OBJECTIVE
Your task is to print the material below exactly as presented.

PROVIDED INFORMATION
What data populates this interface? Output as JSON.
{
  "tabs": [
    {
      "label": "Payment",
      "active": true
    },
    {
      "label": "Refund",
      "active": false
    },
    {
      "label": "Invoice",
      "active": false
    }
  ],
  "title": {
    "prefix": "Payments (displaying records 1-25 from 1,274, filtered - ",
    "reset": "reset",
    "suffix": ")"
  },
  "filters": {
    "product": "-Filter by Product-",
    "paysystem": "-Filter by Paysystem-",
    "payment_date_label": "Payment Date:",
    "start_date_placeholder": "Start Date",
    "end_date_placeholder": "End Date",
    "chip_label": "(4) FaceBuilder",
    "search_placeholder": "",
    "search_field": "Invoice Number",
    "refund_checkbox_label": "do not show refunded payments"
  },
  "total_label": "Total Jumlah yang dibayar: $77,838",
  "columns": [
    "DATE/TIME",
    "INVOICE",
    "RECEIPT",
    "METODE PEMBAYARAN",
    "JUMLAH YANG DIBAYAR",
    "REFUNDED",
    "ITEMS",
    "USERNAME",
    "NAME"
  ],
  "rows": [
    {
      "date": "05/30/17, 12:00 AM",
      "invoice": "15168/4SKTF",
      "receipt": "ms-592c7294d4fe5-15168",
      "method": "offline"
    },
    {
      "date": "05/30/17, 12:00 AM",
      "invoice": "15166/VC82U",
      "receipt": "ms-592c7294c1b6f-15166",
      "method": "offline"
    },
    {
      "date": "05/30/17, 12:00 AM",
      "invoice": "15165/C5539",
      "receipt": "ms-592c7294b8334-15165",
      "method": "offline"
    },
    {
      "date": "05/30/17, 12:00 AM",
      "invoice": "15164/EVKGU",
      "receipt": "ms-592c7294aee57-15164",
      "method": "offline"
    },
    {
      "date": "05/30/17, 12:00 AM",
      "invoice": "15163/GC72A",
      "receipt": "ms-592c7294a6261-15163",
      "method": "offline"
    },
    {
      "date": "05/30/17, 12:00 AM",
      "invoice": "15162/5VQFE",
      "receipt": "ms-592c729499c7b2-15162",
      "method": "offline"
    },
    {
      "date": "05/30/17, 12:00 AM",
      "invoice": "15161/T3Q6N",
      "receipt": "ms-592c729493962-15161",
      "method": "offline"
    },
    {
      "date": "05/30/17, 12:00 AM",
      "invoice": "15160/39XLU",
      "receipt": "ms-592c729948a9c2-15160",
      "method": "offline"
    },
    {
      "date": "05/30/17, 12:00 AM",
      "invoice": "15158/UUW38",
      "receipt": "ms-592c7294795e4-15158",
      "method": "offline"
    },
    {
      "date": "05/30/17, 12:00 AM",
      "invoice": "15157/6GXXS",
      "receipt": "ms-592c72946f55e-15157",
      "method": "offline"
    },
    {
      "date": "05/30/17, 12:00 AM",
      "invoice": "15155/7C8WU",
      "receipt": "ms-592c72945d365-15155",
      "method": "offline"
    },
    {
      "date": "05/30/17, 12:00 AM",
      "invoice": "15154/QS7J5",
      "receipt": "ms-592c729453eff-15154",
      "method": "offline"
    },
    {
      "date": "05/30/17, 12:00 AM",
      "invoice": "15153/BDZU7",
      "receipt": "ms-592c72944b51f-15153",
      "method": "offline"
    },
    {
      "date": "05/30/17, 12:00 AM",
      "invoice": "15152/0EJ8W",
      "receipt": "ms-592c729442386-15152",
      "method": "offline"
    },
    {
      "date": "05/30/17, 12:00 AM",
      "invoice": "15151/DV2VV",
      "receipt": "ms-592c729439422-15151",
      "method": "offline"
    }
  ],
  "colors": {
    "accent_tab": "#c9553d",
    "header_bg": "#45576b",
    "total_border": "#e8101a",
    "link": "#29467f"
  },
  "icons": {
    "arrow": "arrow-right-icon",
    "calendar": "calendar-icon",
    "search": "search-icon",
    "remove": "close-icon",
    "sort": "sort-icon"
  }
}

RESPONSE BELOW
What data populates this interface? Output as JSON.
{
  "tabs": [
    {
      "label": "Payment",
      "active": true
    },
    {
      "label": "Refund",
      "active": false
    },
    {
      "label": "Invoice",
      "active": false
    }
  ],
  "title": {
    "prefix": "Payments (displaying records 1-25 from 1,274, filtered - ",
    "reset": "reset",
    "suffix": ")"
  },
  "filters": {
    "product": "-Filter by Product-",
    "paysystem": "-Filter by Paysystem-",
    "payment_date_label": "Payment Date:",
    "start_date_placeholder": "Start Date",
    "end_date_placeholder": "End Date",
    "chip_label": "(4) FaceBuilder",
    "search_placeholder": "",
    "search_field": "Invoice Number",
    "refund_checkbox_label": "do not show refunded payments"
  },
  "total_label": "Total Jumlah yang dibayar: $77,838",
  "columns": [
    "DATE/TIME",
    "INVOICE",
    "RECEIPT",
    "METODE PEMBAYARAN",
    "JUMLAH YANG DIBAYAR",
    "REFUNDED",
    "ITEMS",
    "USERNAME",
    "NAME"
  ],
  "rows": [
    {
      "date": "05/30/17, 12:00 AM",
      "invoice": "15168/4SKTF",
      "receipt": "ms-592c7294d4fe5-15168",
      "method": "offline"
    },
    {
      "date": "05/30/17, 12:00 AM",
      "invoice": "15166/VC82U",
      "receipt": "ms-592c7294c1b6f-15166",
      "method": "offline"
    },
    {
      "date": "05/30/17, 12:00 AM",
      "invoice": "15165/C5539",
      "receipt": "ms-592c7294b8334-15165",
      "method": "offline"
    },
    {
      "date": "05/30/17, 12:00 AM",
      "invoice": "15164/EVKGU",
      "receipt": "ms-592c7294aee57-15164",
      "method": "offline"
    },
    {
      "date": "05/30/17, 12:00 AM",
      "invoice": "15163/GC72A",
      "receipt": "ms-592c7294a6261-15163",
      "method": "offline"
    },
    {
      "date": "05/30/17, 12:00 AM",
      "invoice": "15162/5VQFE",
      "receipt": "ms-592c729499c7b2-15162",
      "method": "offline"
    },
    {
      "date": "05/30/17, 12:00 AM",
      "invoice": "15161/T3Q6N",
      "receipt": "ms-592c729493962-15161",
      "method": "offline"
    },
    {
      "date": "05/30/17, 12:00 AM",
      "invoice": "15160/39XLU",
      "receipt": "ms-592c729948a9c2-15160",
      "method": "offline"
    },
    {
      "date": "05/30/17, 12:00 AM",
      "invoice": "15158/UUW38",
      "receipt": "ms-592c7294795e4-15158",
      "method": "offline"
    },
    {
      "date": "05/30/17, 12:00 AM",
      "invoice": "15157/6GXXS",
      "receipt": "ms-592c72946f55e-15157",
      "method": "offline"
    },
    {
      "date": "05/30/17, 12:00 AM",
      "invoice": "15155/7C8WU",
      "receipt": "ms-592c72945d365-15155",
      "method": "offline"
    },
    {
      "date": "05/30/17, 12:00 AM",
      "invoice": "15154/QS7J5",
      "receipt": "ms-592c729453eff-15154",
      "method": "offline"
    },
    {
      "date": "05/30/17, 12:00 AM",
      "invoice": "15153/BDZU7",
      "receipt": "ms-592c72944b51f-15153",
      "method": "offline"
    },
    {
      "date": "05/30/17, 12:00 AM",
      "invoice": "15152/0EJ8W",
      "receipt": "ms-592c729442386-15152",
      "method": "offline"
    },
    {
      "date": "05/30/17, 12:00 AM",
      "invoice": "15151/DV2VV",
      "receipt": "ms-592c729439422-15151",
      "method": "offline"
    }
  ],
  "colors": {
    "accent_tab": "#c9553d",
    "header_bg": "#45576b",
    "total_border": "#e8101a",
    "link": "#29467f"
  },
  "icons": {
    "arrow": "arrow-right-icon",
    "calendar": "calendar-icon",
    "search": "search-icon",
    "remove": "close-icon",
    "sort": "sort-icon"
  }
}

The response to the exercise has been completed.